SHORT TASK 1:
In the biography of Thomas Marsh Nelson, whom did he marry in 1852?
SHORT TASK 2:
From the Thomas Marsh Nelson biography, write out the passage starting at "Thomas Marsh Nelson (c." and ending at "with Charles Innes.", switching "builder" to "contractor".

DOCUMENT TEXT:

'''

Thomas Marsh Nelson (c. 1817 - 24 February 1884) was an English architect who worked principally in London. He was particularly active in the development of Westbourne Terrace in the 1840s on behalf of the builder William Kingdom.

Early life and family
Thomas Marsh Nelson was born around 1817 in London. His family were involved in slavery in the West Indies. He married Julia Satara Briggs, daughter of General John Briggs and Jane Dodson, on 10 November 1852 at St. George Hanover Square, London.

Career
In 1838 he gave evidence before the Select Committee of the House of Commons on Metropolis Improvements in relation to the need for new streets in the centre of London to improve traffic flow. In 1841 he was living or working from 3 Charles Street, St James, London. He was in partnership with Charles Innes.

Later life
Nelson was made bankrupt in 1881 when he was living at 6 Comeragh Road, Baron's Court Road, West Kensington. He died on 24 February 1884 at West Kensington, London.

'''

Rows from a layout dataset

'''

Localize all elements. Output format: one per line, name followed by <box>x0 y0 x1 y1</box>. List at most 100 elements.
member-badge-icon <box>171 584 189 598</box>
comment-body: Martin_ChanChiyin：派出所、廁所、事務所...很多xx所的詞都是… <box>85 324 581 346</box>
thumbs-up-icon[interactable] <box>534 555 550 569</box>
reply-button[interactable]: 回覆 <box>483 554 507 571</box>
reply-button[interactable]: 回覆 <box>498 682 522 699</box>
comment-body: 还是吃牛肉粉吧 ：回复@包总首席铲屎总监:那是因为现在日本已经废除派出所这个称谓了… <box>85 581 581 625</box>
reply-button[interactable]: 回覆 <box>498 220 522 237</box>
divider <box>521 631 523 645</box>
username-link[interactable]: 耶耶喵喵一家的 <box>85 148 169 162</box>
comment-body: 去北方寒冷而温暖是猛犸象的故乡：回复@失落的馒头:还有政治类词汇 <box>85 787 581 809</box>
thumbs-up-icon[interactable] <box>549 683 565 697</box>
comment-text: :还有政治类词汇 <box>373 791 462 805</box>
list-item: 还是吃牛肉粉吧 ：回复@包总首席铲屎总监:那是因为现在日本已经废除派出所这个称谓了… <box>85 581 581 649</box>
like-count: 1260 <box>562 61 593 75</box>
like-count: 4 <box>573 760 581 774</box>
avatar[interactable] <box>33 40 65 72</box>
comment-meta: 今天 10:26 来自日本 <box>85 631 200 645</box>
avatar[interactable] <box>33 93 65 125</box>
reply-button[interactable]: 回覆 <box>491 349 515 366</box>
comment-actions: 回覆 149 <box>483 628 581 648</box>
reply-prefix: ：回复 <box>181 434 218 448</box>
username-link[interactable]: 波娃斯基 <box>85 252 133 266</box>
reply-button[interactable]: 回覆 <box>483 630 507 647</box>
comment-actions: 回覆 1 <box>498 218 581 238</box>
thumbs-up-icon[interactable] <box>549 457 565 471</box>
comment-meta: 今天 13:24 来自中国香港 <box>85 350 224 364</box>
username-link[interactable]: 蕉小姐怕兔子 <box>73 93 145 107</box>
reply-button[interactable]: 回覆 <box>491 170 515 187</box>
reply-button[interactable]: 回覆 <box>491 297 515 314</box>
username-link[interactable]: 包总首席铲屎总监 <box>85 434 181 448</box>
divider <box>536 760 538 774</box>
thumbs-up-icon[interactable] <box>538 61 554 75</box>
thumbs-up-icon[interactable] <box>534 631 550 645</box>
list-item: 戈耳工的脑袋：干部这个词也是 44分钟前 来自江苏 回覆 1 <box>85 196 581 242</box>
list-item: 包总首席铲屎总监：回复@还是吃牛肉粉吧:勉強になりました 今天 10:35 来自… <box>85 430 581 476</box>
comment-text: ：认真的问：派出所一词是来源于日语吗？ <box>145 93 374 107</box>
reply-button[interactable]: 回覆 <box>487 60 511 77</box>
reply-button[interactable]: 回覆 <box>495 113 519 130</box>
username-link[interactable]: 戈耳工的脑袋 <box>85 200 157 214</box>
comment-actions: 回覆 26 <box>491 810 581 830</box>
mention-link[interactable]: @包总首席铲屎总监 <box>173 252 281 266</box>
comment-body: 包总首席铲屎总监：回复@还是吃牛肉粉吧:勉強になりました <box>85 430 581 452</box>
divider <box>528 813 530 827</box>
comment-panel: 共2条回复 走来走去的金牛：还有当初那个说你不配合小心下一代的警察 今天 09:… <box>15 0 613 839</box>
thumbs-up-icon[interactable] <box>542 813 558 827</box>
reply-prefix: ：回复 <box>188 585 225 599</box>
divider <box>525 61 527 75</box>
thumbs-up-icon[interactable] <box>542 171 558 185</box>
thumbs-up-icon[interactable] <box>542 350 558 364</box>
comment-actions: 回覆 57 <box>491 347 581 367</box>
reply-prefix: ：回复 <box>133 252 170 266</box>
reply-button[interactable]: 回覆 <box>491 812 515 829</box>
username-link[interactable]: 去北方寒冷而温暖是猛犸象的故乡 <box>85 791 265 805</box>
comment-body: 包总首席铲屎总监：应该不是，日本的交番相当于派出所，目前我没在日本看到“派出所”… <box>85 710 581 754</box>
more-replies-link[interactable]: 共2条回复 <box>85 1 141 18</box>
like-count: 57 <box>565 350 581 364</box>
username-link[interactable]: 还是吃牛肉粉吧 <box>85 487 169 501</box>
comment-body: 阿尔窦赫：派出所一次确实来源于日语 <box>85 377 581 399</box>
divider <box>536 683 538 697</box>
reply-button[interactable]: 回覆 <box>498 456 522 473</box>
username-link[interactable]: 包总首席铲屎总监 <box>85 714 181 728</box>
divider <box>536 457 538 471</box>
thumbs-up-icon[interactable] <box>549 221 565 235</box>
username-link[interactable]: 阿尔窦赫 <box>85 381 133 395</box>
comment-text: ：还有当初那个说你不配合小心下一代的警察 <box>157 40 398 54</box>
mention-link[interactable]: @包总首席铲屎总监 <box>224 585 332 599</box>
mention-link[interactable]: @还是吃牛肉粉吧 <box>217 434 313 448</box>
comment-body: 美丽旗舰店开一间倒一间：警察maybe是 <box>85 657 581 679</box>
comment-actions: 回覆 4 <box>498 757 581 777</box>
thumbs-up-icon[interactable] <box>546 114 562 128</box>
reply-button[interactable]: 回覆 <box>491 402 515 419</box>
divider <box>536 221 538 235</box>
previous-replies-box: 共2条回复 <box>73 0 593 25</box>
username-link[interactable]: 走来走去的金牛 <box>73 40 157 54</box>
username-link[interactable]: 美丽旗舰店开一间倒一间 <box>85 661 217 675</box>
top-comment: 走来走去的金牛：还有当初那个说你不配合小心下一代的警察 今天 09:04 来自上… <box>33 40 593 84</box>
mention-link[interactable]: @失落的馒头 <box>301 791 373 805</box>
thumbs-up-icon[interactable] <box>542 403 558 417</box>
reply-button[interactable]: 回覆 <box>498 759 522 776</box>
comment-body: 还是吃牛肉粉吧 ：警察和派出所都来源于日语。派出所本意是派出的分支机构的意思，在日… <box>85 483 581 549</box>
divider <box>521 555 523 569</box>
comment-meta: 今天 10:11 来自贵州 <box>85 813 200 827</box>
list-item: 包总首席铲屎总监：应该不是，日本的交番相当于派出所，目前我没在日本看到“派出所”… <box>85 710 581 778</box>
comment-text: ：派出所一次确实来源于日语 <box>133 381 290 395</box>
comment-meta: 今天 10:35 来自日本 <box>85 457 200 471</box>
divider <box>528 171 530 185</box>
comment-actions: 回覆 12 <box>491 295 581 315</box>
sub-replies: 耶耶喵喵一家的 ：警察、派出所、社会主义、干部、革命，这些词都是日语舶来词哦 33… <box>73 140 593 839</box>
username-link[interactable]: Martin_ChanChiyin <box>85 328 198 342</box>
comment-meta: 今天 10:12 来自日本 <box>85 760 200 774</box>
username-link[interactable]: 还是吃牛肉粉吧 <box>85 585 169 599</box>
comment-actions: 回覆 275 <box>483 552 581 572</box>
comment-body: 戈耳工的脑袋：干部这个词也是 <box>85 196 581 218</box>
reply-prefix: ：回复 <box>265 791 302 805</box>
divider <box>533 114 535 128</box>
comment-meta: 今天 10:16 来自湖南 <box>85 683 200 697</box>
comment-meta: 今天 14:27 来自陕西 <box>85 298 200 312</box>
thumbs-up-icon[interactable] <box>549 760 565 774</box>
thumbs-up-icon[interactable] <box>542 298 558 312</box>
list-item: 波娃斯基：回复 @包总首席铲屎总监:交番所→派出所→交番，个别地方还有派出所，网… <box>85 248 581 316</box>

'''
'''

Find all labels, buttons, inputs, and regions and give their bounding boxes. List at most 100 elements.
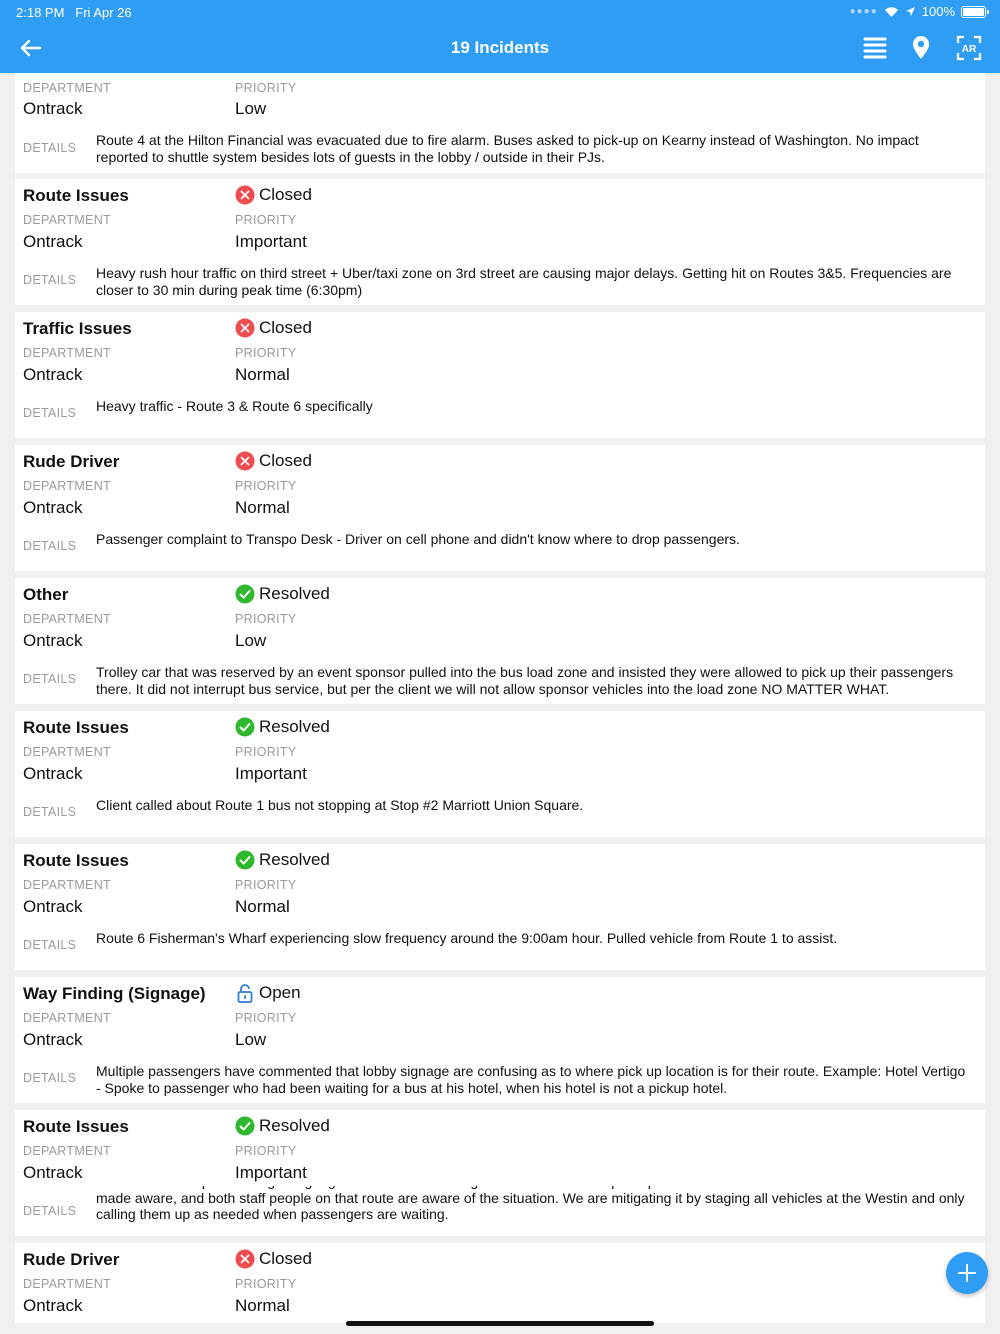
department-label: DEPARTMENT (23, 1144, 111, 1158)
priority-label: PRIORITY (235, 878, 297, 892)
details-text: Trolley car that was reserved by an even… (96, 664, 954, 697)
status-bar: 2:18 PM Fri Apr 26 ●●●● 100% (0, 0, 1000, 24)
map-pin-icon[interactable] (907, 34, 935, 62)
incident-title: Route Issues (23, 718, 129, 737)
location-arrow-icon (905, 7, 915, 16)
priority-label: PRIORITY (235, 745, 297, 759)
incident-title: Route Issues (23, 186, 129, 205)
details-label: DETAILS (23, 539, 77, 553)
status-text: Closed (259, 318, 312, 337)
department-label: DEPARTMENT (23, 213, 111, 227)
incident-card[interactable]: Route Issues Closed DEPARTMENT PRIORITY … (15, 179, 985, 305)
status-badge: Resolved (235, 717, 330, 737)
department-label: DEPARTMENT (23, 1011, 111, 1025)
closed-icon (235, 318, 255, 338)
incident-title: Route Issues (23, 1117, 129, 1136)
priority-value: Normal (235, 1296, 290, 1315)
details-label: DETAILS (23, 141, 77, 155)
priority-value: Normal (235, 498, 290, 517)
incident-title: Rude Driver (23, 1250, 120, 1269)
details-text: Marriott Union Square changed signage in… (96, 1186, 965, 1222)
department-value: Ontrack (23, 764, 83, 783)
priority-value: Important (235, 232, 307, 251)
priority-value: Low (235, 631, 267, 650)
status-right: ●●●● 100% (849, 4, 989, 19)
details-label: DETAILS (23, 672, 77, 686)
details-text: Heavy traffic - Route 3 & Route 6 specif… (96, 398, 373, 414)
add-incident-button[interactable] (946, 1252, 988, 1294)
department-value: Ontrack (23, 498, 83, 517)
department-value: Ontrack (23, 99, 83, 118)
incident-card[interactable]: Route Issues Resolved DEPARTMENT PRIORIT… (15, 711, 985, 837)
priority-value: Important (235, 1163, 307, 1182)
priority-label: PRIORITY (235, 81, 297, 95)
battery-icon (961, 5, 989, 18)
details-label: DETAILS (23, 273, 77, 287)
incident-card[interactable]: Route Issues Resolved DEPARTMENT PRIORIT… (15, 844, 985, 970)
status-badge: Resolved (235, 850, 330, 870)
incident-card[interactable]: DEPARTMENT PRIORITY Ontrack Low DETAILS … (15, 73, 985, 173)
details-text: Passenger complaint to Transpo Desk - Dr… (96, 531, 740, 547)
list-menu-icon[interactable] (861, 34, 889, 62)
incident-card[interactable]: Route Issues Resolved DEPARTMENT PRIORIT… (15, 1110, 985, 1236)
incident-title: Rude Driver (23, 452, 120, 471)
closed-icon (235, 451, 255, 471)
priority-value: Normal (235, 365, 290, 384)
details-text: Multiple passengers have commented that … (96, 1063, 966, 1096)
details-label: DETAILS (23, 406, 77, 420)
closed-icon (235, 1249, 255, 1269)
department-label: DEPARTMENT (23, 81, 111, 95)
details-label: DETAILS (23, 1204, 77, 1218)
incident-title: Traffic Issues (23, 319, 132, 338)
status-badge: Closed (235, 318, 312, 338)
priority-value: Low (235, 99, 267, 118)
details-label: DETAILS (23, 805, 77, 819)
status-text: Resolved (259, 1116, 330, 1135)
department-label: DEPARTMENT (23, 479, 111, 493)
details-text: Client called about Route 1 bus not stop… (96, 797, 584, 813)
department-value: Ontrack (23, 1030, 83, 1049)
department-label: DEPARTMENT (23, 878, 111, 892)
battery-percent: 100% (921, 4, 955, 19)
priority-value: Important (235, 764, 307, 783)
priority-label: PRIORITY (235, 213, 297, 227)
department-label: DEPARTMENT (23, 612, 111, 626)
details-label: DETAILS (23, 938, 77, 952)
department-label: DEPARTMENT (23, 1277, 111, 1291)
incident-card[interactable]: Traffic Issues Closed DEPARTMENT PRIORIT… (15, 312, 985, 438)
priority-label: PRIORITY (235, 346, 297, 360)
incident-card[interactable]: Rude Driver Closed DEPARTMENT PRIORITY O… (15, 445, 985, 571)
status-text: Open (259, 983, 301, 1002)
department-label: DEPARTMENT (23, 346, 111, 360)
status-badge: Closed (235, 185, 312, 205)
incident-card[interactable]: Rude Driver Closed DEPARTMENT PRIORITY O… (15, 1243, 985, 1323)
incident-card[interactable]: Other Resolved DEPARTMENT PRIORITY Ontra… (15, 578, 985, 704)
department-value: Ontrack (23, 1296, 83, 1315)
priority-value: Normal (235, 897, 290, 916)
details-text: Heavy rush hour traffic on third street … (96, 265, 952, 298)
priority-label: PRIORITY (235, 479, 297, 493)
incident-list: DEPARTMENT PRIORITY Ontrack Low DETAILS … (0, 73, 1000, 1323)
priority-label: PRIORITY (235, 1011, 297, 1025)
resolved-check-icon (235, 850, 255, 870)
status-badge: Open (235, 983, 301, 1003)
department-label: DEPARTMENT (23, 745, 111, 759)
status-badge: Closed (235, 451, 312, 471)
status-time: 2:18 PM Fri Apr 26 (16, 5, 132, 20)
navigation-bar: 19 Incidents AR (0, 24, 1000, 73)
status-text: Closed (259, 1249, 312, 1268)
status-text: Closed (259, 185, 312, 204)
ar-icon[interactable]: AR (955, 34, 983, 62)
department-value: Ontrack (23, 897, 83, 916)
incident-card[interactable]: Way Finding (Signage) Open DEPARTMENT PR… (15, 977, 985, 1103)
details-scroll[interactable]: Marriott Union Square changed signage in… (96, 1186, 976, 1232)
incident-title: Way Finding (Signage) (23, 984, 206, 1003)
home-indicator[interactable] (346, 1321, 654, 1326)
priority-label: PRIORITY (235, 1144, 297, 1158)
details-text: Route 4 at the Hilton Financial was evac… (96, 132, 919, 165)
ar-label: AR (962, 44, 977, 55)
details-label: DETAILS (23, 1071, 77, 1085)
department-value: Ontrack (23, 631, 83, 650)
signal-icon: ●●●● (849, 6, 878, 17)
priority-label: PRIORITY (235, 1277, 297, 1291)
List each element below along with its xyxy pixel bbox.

'''

CORRECT ANSWER 1:
Julia Satara Briggs

CORRECT ANSWER 2:
Thomas Marsh Nelson (c. 1817 - 24 February 1884) was an English architect who worked principally in London. He was particularly active in the development of Westbourne Terrace in the 1840s on behalf of the contractor William Kingdom.

Early life and family
Thomas Marsh Nelson was born around 1817 in London. His family were involved in slavery in the West Indies. He married Julia Satara Briggs, daughter of General John Briggs and Jane Dodson, on 10 November 1852 at St. George Hanover Square, London.

Career
In 1838 he gave evidence before the Select Committee of the House of Commons on Metropolis Improvements in relation to the need for new streets in the centre of London to improve traffic flow. In 1841 he was living or working from 3 Charles Street, St James, London. He was in partnership with Charles Innes.